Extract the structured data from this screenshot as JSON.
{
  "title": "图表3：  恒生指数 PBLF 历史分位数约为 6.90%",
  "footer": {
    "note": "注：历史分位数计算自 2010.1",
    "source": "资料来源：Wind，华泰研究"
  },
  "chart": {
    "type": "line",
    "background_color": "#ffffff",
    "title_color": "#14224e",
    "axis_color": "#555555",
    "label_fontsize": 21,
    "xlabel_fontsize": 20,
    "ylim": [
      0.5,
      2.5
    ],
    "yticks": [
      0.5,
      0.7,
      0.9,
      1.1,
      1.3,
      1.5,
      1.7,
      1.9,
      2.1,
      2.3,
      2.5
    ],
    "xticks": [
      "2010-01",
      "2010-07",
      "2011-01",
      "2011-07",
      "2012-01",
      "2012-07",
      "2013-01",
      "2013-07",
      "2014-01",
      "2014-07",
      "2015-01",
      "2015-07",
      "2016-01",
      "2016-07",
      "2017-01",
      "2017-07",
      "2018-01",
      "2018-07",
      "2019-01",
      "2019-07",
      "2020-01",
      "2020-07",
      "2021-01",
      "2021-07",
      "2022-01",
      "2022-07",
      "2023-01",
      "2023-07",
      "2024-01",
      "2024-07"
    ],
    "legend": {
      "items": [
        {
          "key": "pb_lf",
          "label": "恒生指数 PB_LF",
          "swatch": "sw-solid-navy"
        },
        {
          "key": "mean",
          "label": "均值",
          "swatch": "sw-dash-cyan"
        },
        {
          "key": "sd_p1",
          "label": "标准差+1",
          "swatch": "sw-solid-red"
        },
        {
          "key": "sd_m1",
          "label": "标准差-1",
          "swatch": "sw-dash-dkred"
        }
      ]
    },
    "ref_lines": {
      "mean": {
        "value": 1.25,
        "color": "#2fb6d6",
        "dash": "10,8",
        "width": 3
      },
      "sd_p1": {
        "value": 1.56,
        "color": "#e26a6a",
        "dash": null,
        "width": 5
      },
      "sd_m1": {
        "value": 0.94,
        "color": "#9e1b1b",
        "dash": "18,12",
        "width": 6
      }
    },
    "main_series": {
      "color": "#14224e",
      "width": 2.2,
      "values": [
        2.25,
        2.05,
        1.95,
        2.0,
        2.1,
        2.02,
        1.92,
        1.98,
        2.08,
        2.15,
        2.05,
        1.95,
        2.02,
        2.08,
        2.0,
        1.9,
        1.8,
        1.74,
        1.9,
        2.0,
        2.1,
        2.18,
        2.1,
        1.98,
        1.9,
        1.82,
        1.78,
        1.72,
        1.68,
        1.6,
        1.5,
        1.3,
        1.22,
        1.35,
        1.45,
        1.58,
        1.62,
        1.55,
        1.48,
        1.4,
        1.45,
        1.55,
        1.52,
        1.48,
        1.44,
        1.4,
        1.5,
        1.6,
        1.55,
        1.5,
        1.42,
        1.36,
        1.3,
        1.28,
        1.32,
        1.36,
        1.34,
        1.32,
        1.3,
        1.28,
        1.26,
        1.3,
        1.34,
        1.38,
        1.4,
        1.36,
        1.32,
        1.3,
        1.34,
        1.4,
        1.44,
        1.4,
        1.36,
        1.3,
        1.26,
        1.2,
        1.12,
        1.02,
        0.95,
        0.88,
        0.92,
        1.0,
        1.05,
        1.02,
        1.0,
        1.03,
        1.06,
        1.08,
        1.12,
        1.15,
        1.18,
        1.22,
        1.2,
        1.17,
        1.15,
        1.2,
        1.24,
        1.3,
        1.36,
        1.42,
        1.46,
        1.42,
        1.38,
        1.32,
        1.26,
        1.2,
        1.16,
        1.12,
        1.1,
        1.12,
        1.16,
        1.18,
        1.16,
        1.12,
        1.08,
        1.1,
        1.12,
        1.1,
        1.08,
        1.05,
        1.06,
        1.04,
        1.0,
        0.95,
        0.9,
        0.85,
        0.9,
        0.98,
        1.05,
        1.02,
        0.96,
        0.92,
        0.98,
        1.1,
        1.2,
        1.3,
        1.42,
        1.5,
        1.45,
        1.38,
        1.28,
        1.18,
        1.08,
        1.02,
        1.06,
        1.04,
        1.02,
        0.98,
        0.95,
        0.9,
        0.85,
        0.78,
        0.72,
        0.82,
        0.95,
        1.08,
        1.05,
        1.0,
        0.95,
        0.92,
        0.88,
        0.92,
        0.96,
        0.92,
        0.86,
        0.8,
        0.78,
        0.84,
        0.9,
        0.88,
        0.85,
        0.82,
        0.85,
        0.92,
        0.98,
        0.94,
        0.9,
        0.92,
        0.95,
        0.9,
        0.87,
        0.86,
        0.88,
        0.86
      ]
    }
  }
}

§ **What to do**
Word for word, extract all the records.

§ **Solution for this exercise**
Extract the structured data from this screenshot as JSON.
{
  "title": "图表3：  恒生指数 PBLF 历史分位数约为 6.90%",
  "footer": {
    "note": "注：历史分位数计算自 2010.1",
    "source": "资料来源：Wind，华泰研究"
  },
  "chart": {
    "type": "line",
    "background_color": "#ffffff",
    "title_color": "#14224e",
    "axis_color": "#555555",
    "label_fontsize": 21,
    "xlabel_fontsize": 20,
    "ylim": [
      0.5,
      2.5
    ],
    "yticks": [
      0.5,
      0.7,
      0.9,
      1.1,
      1.3,
      1.5,
      1.7,
      1.9,
      2.1,
      2.3,
      2.5
    ],
    "xticks": [
      "2010-01",
      "2010-07",
      "2011-01",
      "2011-07",
      "2012-01",
      "2012-07",
      "2013-01",
      "2013-07",
      "2014-01",
      "2014-07",
      "2015-01",
      "2015-07",
      "2016-01",
      "2016-07",
      "2017-01",
      "2017-07",
      "2018-01",
      "2018-07",
      "2019-01",
      "2019-07",
      "2020-01",
      "2020-07",
      "2021-01",
      "2021-07",
      "2022-01",
      "2022-07",
      "2023-01",
      "2023-07",
      "2024-01",
      "2024-07"
    ],
    "legend": {
      "items": [
        {
          "key": "pb_lf",
          "label": "恒生指数 PB_LF",
          "swatch": "sw-solid-navy"
        },
        {
          "key": "mean",
          "label": "均值",
          "swatch": "sw-dash-cyan"
        },
        {
          "key": "sd_p1",
          "label": "标准差+1",
          "swatch": "sw-solid-red"
        },
        {
          "key": "sd_m1",
          "label": "标准差-1",
          "swatch": "sw-dash-dkred"
        }
      ]
    },
    "ref_lines": {
      "mean": {
        "value": 1.25,
        "color": "#2fb6d6",
        "dash": "10,8",
        "width": 3
      },
      "sd_p1": {
        "value": 1.56,
        "color": "#e26a6a",
        "dash": null,
        "width": 5
      },
      "sd_m1": {
        "value": 0.94,
        "color": "#9e1b1b",
        "dash": "18,12",
        "width": 6
      }
    },
    "main_series": {
      "color": "#14224e",
      "width": 2.2,
      "values": [
        2.25,
        2.05,
        1.95,
        2.0,
        2.1,
        2.02,
        1.92,
        1.98,
        2.08,
        2.15,
        2.05,
        1.95,
        2.02,
        2.08,
        2.0,
        1.9,
        1.8,
        1.74,
        1.9,
        2.0,
        2.1,
        2.18,
        2.1,
        1.98,
        1.9,
        1.82,
        1.78,
        1.72,
        1.68,
        1.6,
        1.5,
        1.3,
        1.22,
        1.35,
        1.45,
        1.58,
        1.62,
        1.55,
        1.48,
        1.4,
        1.45,
        1.55,
        1.52,
        1.48,
        1.44,
        1.4,
        1.5,
        1.6,
        1.55,
        1.5,
        1.42,
        1.36,
        1.3,
        1.28,
        1.32,
        1.36,
        1.34,
        1.32,
        1.3,
        1.28,
        1.26,
        1.3,
        1.34,
        1.38,
        1.4,
        1.36,
        1.32,
        1.3,
        1.34,
        1.4,
        1.44,
        1.4,
        1.36,
        1.3,
        1.26,
        1.2,
        1.12,
        1.02,
        0.95,
        0.88,
        0.92,
        1.0,
        1.05,
        1.02,
        1.0,
        1.03,
        1.06,
        1.08,
        1.12,
        1.15,
        1.18,
        1.22,
        1.2,
        1.17,
        1.15,
        1.2,
        1.24,
        1.3,
        1.36,
        1.42,
        1.46,
        1.42,
        1.38,
        1.32,
        1.26,
        1.2,
        1.16,
        1.12,
        1.1,
        1.12,
        1.16,
        1.18,
        1.16,
        1.12,
        1.08,
        1.1,
        1.12,
        1.1,
        1.08,
        1.05,
        1.06,
        1.04,
        1.0,
        0.95,
        0.9,
        0.85,
        0.9,
        0.98,
        1.05,
        1.02,
        0.96,
        0.92,
        0.98,
        1.1,
        1.2,
        1.3,
        1.42,
        1.5,
        1.45,
        1.38,
        1.28,
        1.18,
        1.08,
        1.02,
        1.06,
        1.04,
        1.02,
        0.98,
        0.95,
        0.9,
        0.85,
        0.78,
        0.72,
        0.82,
        0.95,
        1.08,
        1.05,
        1.0,
        0.95,
        0.92,
        0.88,
        0.92,
        0.96,
        0.92,
        0.86,
        0.8,
        0.78,
        0.84,
        0.9,
        0.88,
        0.85,
        0.82,
        0.85,
        0.92,
        0.98,
        0.94,
        0.9,
        0.92,
        0.95,
        0.9,
        0.87,
        0.86,
        0.88,
        0.86
      ]
    }
  }
}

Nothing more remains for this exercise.